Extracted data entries

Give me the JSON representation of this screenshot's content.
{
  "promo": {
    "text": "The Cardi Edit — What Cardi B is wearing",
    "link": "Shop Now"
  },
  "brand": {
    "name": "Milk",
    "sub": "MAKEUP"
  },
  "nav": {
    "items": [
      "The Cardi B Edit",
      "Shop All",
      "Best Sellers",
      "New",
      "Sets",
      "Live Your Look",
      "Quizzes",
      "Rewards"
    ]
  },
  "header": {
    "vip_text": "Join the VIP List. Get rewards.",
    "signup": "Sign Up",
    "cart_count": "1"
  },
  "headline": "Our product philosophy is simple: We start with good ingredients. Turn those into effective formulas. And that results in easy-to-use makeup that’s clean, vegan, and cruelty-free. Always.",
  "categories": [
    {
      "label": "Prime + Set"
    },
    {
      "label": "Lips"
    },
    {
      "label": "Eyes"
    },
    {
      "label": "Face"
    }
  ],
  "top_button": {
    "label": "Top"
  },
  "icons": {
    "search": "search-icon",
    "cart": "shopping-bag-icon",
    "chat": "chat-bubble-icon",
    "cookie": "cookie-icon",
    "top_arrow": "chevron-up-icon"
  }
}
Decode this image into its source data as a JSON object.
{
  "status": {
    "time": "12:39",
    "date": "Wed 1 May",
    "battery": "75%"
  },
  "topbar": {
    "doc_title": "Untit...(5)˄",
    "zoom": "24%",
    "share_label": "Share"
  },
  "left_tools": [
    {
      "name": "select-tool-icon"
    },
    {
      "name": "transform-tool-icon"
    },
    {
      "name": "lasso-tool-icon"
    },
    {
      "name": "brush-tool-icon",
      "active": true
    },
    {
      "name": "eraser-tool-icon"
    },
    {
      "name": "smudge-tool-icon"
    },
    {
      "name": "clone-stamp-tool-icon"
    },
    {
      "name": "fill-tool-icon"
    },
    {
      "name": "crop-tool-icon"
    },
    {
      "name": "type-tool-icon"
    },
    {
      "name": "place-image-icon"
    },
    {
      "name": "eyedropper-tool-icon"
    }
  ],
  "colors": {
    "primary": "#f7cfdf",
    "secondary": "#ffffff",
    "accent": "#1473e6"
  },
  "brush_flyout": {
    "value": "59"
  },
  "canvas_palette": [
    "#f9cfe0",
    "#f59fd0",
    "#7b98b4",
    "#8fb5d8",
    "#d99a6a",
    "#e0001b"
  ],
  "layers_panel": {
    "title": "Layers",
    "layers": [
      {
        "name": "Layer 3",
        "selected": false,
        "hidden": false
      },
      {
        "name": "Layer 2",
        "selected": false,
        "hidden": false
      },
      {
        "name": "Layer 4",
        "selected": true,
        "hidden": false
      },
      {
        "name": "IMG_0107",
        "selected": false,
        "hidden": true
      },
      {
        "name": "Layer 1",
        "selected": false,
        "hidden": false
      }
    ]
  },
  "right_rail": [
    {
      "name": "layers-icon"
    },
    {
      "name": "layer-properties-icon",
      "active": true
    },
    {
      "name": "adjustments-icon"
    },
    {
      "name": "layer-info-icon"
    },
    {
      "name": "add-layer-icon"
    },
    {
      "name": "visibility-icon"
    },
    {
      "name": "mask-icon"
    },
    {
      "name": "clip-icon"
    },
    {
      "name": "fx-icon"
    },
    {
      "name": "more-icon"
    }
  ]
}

▶ _EXERCISE DIRECTIONS_
Output the entries exactly.

▶ _WRITTEN SOLUTION_
Give me the JSON representation of this screenshot's content.
{
  "promo": {
    "text": "The Cardi Edit — What Cardi B is wearing",
    "link": "Shop Now"
  },
  "brand": {
    "name": "Milk",
    "sub": "MAKEUP"
  },
  "nav": {
    "items": [
      "The Cardi B Edit",
      "Shop All",
      "Best Sellers",
      "New",
      "Sets",
      "Live Your Look",
      "Quizzes",
      "Rewards"
    ]
  },
  "header": {
    "vip_text": "Join the VIP List. Get rewards.",
    "signup": "Sign Up",
    "cart_count": "1"
  },
  "headline": "Our product philosophy is simple: We start with good ingredients. Turn those into effective formulas. And that results in easy-to-use makeup that’s clean, vegan, and cruelty-free. Always.",
  "categories": [
    {
      "label": "Prime + Set"
    },
    {
      "label": "Lips"
    },
    {
      "label": "Eyes"
    },
    {
      "label": "Face"
    }
  ],
  "top_button": {
    "label": "Top"
  },
  "icons": {
    "search": "search-icon",
    "cart": "shopping-bag-icon",
    "chat": "chat-bubble-icon",
    "cookie": "cookie-icon",
    "top_arrow": "chevron-up-icon"
  }
}
Decode this image into its source data as a JSON object.
{
  "status": {
    "time": "12:39",
    "date": "Wed 1 May",
    "battery": "75%"
  },
  "topbar": {
    "doc_title": "Untit...(5)˄",
    "zoom": "24%",
    "share_label": "Share"
  },
  "left_tools": [
    {
      "name": "select-tool-icon"
    },
    {
      "name": "transform-tool-icon"
    },
    {
      "name": "lasso-tool-icon"
    },
    {
      "name": "brush-tool-icon",
      "active": true
    },
    {
      "name": "eraser-tool-icon"
    },
    {
      "name": "smudge-tool-icon"
    },
    {
      "name": "clone-stamp-tool-icon"
    },
    {
      "name": "fill-tool-icon"
    },
    {
      "name": "crop-tool-icon"
    },
    {
      "name": "type-tool-icon"
    },
    {
      "name": "place-image-icon"
    },
    {
      "name": "eyedropper-tool-icon"
    }
  ],
  "colors": {
    "primary": "#f7cfdf",
    "secondary": "#ffffff",
    "accent": "#1473e6"
  },
  "brush_flyout": {
    "value": "59"
  },
  "canvas_palette": [
    "#f9cfe0",
    "#f59fd0",
    "#7b98b4",
    "#8fb5d8",
    "#d99a6a",
    "#e0001b"
  ],
  "layers_panel": {
    "title": "Layers",
    "layers": [
      {
        "name": "Layer 3",
        "selected": false,
        "hidden": false
      },
      {
        "name": "Layer 2",
        "selected": false,
        "hidden": false
      },
      {
        "name": "Layer 4",
        "selected": true,
        "hidden": false
      },
      {
        "name": "IMG_0107",
        "selected": false,
        "hidden": true
      },
      {
        "name": "Layer 1",
        "selected": false,
        "hidden": false
      }
    ]
  },
  "right_rail": [
    {
      "name": "layers-icon"
    },
    {
      "name": "layer-properties-icon",
      "active": true
    },
    {
      "name": "adjustments-icon"
    },
    {
      "name": "layer-info-icon"
    },
    {
      "name": "add-layer-icon"
    },
    {
      "name": "visibility-icon"
    },
    {
      "name": "mask-icon"
    },
    {
      "name": "clip-icon"
    },
    {
      "name": "fx-icon"
    },
    {
      "name": "more-icon"
    }
  ]
}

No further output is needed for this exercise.